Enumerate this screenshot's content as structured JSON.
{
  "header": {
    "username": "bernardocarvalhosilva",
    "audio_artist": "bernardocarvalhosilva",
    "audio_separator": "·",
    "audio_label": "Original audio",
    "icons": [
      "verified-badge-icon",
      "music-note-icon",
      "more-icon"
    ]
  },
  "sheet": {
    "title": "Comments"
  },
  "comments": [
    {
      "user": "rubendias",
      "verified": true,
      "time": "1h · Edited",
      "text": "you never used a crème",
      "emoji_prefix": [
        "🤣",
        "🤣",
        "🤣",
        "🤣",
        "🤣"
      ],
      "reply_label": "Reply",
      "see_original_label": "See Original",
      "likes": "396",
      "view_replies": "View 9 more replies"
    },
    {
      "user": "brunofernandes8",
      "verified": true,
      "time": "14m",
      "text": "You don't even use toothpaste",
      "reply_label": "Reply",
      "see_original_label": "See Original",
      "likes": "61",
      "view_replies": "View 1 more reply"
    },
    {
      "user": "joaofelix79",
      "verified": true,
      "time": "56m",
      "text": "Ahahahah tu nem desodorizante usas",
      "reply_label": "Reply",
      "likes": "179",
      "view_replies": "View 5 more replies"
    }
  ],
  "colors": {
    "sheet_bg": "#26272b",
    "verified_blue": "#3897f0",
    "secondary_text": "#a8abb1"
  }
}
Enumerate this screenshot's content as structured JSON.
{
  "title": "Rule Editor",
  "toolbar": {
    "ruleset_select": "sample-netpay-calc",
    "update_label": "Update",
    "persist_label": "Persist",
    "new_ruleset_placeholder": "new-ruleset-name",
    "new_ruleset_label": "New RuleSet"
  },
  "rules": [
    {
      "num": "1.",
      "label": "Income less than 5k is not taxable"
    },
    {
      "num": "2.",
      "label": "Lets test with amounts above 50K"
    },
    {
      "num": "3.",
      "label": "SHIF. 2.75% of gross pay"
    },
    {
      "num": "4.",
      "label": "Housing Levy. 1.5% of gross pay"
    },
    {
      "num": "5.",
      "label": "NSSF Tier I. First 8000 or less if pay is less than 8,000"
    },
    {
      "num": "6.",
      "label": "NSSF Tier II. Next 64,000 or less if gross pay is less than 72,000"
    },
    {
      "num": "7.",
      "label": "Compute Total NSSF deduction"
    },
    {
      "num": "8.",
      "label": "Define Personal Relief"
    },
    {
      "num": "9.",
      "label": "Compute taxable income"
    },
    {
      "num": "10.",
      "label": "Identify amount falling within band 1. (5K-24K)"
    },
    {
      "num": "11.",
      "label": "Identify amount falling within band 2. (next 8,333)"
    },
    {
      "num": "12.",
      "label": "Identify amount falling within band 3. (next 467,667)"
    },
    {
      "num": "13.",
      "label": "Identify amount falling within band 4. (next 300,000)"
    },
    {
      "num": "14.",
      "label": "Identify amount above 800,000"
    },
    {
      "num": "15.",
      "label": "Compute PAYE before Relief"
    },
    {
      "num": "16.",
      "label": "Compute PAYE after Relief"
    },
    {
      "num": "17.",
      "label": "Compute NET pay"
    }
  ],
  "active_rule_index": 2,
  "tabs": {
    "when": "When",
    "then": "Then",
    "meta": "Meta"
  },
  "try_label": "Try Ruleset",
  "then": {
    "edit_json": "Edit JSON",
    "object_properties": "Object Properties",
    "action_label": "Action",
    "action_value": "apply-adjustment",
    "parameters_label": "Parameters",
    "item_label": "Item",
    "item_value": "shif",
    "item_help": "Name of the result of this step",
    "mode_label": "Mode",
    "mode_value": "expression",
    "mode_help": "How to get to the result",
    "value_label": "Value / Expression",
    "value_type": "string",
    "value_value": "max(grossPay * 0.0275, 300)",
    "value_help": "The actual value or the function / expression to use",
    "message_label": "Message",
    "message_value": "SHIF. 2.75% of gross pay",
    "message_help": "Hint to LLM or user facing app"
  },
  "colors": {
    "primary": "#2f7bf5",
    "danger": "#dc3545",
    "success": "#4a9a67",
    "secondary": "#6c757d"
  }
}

^^^^

§ **The exercise**
Write down every line of the data exactly as it appears above.

§ **Solution for this task**
Enumerate this screenshot's content as structured JSON.
{
  "header": {
    "username": "bernardocarvalhosilva",
    "audio_artist": "bernardocarvalhosilva",
    "audio_separator": "·",
    "audio_label": "Original audio",
    "icons": [
      "verified-badge-icon",
      "music-note-icon",
      "more-icon"
    ]
  },
  "sheet": {
    "title": "Comments"
  },
  "comments": [
    {
      "user": "rubendias",
      "verified": true,
      "time": "1h · Edited",
      "text": "you never used a crème",
      "emoji_prefix": [
        "🤣",
        "🤣",
        "🤣",
        "🤣",
        "🤣"
      ],
      "reply_label": "Reply",
      "see_original_label": "See Original",
      "likes": "396",
      "view_replies": "View 9 more replies"
    },
    {
      "user": "brunofernandes8",
      "verified": true,
      "time": "14m",
      "text": "You don't even use toothpaste",
      "reply_label": "Reply",
      "see_original_label": "See Original",
      "likes": "61",
      "view_replies": "View 1 more reply"
    },
    {
      "user": "joaofelix79",
      "verified": true,
      "time": "56m",
      "text": "Ahahahah tu nem desodorizante usas",
      "reply_label": "Reply",
      "likes": "179",
      "view_replies": "View 5 more replies"
    }
  ],
  "colors": {
    "sheet_bg": "#26272b",
    "verified_blue": "#3897f0",
    "secondary_text": "#a8abb1"
  }
}
Enumerate this screenshot's content as structured JSON.
{
  "title": "Rule Editor",
  "toolbar": {
    "ruleset_select": "sample-netpay-calc",
    "update_label": "Update",
    "persist_label": "Persist",
    "new_ruleset_placeholder": "new-ruleset-name",
    "new_ruleset_label": "New RuleSet"
  },
  "rules": [
    {
      "num": "1.",
      "label": "Income less than 5k is not taxable"
    },
    {
      "num": "2.",
      "label": "Lets test with amounts above 50K"
    },
    {
      "num": "3.",
      "label": "SHIF. 2.75% of gross pay"
    },
    {
      "num": "4.",
      "label": "Housing Levy. 1.5% of gross pay"
    },
    {
      "num": "5.",
      "label": "NSSF Tier I. First 8000 or less if pay is less than 8,000"
    },
    {
      "num": "6.",
      "label": "NSSF Tier II. Next 64,000 or less if gross pay is less than 72,000"
    },
    {
      "num": "7.",
      "label": "Compute Total NSSF deduction"
    },
    {
      "num": "8.",
      "label": "Define Personal Relief"
    },
    {
      "num": "9.",
      "label": "Compute taxable income"
    },
    {
      "num": "10.",
      "label": "Identify amount falling within band 1. (5K-24K)"
    },
    {
      "num": "11.",
      "label": "Identify amount falling within band 2. (next 8,333)"
    },
    {
      "num": "12.",
      "label": "Identify amount falling within band 3. (next 467,667)"
    },
    {
      "num": "13.",
      "label": "Identify amount falling within band 4. (next 300,000)"
    },
    {
      "num": "14.",
      "label": "Identify amount above 800,000"
    },
    {
      "num": "15.",
      "label": "Compute PAYE before Relief"
    },
    {
      "num": "16.",
      "label": "Compute PAYE after Relief"
    },
    {
      "num": "17.",
      "label": "Compute NET pay"
    }
  ],
  "active_rule_index": 2,
  "tabs": {
    "when": "When",
    "then": "Then",
    "meta": "Meta"
  },
  "try_label": "Try Ruleset",
  "then": {
    "edit_json": "Edit JSON",
    "object_properties": "Object Properties",
    "action_label": "Action",
    "action_value": "apply-adjustment",
    "parameters_label": "Parameters",
    "item_label": "Item",
    "item_value": "shif",
    "item_help": "Name of the result of this step",
    "mode_label": "Mode",
    "mode_value": "expression",
    "mode_help": "How to get to the result",
    "value_label": "Value / Expression",
    "value_type": "string",
    "value_value": "max(grossPay * 0.0275, 300)",
    "value_help": "The actual value or the function / expression to use",
    "message_label": "Message",
    "message_value": "SHIF. 2.75% of gross pay",
    "message_help": "Hint to LLM or user facing app"
  },
  "colors": {
    "primary": "#2f7bf5",
    "danger": "#dc3545",
    "success": "#4a9a67",
    "secondary": "#6c757d"
  }
}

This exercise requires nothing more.